* _Problem details_:
Select and reproduce each line of the listing below that bears the string "JSON".

* _Data listing_:
━━━━━━━━━━━━━━━━━━━━

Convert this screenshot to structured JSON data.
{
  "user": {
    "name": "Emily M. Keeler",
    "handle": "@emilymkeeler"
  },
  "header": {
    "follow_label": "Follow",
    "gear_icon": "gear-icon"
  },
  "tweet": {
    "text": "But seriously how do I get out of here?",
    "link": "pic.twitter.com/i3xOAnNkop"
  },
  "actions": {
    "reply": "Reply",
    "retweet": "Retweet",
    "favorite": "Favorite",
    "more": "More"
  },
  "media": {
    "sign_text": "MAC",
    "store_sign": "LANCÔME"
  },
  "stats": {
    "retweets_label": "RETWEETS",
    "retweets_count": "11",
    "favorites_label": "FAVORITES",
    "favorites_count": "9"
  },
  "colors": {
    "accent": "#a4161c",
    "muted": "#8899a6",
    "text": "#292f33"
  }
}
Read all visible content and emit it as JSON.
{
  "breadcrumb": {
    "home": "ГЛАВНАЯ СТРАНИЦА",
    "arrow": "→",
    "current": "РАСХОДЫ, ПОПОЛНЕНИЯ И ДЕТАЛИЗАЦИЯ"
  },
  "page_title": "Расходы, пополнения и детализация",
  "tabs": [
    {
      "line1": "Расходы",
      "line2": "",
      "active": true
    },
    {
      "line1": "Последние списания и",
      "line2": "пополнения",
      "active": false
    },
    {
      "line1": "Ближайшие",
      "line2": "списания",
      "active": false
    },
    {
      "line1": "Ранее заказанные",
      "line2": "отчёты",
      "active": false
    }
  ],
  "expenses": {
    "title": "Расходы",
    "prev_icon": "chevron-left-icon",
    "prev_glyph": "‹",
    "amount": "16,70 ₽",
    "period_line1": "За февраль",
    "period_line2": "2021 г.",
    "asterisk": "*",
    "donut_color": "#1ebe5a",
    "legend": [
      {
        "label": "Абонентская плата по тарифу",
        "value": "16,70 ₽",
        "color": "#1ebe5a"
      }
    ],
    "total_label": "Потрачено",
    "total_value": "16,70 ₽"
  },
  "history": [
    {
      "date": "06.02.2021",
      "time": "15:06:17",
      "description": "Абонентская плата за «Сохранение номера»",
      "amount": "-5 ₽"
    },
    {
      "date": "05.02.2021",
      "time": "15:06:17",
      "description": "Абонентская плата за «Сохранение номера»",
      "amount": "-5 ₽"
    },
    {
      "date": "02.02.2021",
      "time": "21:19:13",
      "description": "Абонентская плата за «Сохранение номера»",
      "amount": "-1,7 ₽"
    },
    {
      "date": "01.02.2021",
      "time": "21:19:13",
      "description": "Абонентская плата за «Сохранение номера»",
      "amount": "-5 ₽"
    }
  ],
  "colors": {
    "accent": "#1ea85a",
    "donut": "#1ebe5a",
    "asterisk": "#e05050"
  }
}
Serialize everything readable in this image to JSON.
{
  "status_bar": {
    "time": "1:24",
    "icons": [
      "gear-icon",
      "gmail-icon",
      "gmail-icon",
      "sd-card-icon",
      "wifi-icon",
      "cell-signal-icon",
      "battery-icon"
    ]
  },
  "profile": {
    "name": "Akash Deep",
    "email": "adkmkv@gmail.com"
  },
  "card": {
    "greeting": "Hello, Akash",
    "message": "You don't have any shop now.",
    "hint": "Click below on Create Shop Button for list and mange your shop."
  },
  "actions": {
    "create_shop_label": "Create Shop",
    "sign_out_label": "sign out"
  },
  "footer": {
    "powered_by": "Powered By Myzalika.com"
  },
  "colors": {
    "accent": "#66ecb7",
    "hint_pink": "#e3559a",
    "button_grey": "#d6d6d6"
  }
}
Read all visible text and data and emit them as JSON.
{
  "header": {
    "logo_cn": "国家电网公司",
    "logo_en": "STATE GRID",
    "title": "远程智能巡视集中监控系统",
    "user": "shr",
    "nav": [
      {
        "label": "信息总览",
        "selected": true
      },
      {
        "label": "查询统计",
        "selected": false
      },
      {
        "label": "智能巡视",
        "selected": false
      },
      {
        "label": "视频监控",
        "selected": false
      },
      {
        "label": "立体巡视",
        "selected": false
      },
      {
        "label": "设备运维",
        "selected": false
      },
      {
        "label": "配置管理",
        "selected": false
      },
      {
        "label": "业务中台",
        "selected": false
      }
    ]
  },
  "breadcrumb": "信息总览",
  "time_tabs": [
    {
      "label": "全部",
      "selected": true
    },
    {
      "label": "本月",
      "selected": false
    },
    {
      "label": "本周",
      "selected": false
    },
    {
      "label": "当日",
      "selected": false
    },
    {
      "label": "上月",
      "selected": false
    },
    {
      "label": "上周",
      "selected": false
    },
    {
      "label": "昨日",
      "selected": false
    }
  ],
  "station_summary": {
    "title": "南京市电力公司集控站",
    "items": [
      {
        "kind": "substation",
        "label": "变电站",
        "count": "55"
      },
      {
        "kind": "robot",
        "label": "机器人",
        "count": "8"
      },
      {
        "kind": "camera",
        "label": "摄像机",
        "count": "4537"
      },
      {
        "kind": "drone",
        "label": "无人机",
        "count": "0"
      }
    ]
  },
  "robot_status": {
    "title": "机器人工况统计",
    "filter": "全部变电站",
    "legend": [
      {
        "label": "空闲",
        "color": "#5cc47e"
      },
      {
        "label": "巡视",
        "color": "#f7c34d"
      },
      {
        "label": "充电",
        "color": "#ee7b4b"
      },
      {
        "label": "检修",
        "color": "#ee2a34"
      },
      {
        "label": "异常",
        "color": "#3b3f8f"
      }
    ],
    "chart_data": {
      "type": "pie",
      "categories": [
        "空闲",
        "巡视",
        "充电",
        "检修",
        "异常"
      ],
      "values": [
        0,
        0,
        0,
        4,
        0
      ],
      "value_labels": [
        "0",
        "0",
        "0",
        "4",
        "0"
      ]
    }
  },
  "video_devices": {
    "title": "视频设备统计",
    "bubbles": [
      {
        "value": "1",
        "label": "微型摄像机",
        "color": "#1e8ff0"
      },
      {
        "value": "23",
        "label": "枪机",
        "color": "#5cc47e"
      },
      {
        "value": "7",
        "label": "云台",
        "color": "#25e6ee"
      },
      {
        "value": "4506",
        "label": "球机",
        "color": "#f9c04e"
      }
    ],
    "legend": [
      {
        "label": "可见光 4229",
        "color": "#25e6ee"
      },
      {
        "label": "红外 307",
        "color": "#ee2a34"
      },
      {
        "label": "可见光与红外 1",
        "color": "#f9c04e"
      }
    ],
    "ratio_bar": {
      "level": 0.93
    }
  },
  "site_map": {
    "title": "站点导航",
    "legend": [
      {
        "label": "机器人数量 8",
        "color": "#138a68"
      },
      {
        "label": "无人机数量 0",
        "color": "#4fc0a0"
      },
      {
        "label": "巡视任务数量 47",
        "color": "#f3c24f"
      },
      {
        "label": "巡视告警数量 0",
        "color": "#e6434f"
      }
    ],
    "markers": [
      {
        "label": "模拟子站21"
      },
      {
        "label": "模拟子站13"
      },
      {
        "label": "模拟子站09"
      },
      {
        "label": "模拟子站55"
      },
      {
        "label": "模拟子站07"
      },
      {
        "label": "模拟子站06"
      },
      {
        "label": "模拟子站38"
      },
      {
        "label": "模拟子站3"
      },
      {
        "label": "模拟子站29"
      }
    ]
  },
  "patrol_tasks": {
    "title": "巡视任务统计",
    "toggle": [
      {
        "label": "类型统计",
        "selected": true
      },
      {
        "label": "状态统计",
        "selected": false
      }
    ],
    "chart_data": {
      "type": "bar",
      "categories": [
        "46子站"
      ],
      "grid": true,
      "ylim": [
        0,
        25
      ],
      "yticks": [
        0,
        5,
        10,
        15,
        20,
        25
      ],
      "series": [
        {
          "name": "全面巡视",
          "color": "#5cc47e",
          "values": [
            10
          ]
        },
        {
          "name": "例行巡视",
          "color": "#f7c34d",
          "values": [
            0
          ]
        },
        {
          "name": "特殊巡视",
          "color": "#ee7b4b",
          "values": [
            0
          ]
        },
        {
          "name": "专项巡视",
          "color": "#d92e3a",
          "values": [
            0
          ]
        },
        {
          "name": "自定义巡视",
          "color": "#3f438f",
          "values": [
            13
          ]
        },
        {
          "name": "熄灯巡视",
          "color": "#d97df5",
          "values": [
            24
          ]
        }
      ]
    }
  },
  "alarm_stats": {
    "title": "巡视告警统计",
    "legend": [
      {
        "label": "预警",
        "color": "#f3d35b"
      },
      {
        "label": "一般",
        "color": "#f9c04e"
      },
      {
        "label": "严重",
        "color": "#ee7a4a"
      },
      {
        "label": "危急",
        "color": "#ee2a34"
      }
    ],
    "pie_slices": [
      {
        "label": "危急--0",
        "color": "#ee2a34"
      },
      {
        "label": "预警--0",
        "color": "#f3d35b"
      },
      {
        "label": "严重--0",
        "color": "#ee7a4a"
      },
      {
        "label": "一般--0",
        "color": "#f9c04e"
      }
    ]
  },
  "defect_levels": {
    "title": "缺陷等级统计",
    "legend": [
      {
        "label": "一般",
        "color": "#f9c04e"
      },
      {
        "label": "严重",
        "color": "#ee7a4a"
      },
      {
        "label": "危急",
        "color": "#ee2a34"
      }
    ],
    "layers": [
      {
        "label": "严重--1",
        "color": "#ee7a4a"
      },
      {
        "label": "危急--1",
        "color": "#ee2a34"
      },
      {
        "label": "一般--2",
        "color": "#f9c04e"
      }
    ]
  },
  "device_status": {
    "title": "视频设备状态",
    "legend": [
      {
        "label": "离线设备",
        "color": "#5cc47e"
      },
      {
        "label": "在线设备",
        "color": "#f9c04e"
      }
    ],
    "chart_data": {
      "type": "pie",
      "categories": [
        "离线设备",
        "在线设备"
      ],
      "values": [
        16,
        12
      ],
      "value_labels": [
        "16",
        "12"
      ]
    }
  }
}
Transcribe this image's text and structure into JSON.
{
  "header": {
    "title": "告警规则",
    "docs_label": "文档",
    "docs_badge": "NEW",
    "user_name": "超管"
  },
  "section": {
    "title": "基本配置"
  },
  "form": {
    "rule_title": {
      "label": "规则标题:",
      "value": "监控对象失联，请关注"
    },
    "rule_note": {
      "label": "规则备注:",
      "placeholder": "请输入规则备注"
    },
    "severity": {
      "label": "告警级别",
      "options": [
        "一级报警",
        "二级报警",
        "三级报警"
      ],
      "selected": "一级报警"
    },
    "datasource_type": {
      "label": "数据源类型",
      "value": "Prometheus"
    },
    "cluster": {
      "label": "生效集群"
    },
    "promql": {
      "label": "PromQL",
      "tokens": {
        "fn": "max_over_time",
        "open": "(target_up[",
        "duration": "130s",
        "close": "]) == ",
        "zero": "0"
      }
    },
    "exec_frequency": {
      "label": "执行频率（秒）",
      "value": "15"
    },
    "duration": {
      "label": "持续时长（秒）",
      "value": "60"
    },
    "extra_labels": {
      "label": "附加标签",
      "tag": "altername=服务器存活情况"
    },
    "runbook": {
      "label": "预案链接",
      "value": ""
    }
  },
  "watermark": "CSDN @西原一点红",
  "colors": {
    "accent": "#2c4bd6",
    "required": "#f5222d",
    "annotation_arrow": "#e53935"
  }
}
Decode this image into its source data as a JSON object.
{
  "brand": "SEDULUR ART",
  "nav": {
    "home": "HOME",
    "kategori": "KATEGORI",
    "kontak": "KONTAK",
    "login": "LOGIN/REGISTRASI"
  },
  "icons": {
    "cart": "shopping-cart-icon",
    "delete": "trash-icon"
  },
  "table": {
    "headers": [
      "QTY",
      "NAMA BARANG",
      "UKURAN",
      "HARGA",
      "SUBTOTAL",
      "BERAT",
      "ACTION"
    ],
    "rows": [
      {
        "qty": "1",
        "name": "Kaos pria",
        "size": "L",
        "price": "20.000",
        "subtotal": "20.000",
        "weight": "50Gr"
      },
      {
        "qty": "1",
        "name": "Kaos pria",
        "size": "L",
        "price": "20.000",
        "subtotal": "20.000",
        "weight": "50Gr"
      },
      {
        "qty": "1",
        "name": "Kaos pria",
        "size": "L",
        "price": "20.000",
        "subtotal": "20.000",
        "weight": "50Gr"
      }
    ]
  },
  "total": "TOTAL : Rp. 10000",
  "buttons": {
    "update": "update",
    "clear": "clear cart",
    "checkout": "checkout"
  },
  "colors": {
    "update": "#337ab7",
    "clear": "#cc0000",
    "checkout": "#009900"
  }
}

━━━━━━━━━━━━━━━━━━━━

* _Expected answer_:
Convert this screenshot to structured JSON data.
Read all visible content and emit it as JSON.
Serialize everything readable in this image to JSON.
Read all visible text and data and emit them as JSON.
Transcribe this image's text and structure into JSON.
Decode this image into its source data as a JSON object.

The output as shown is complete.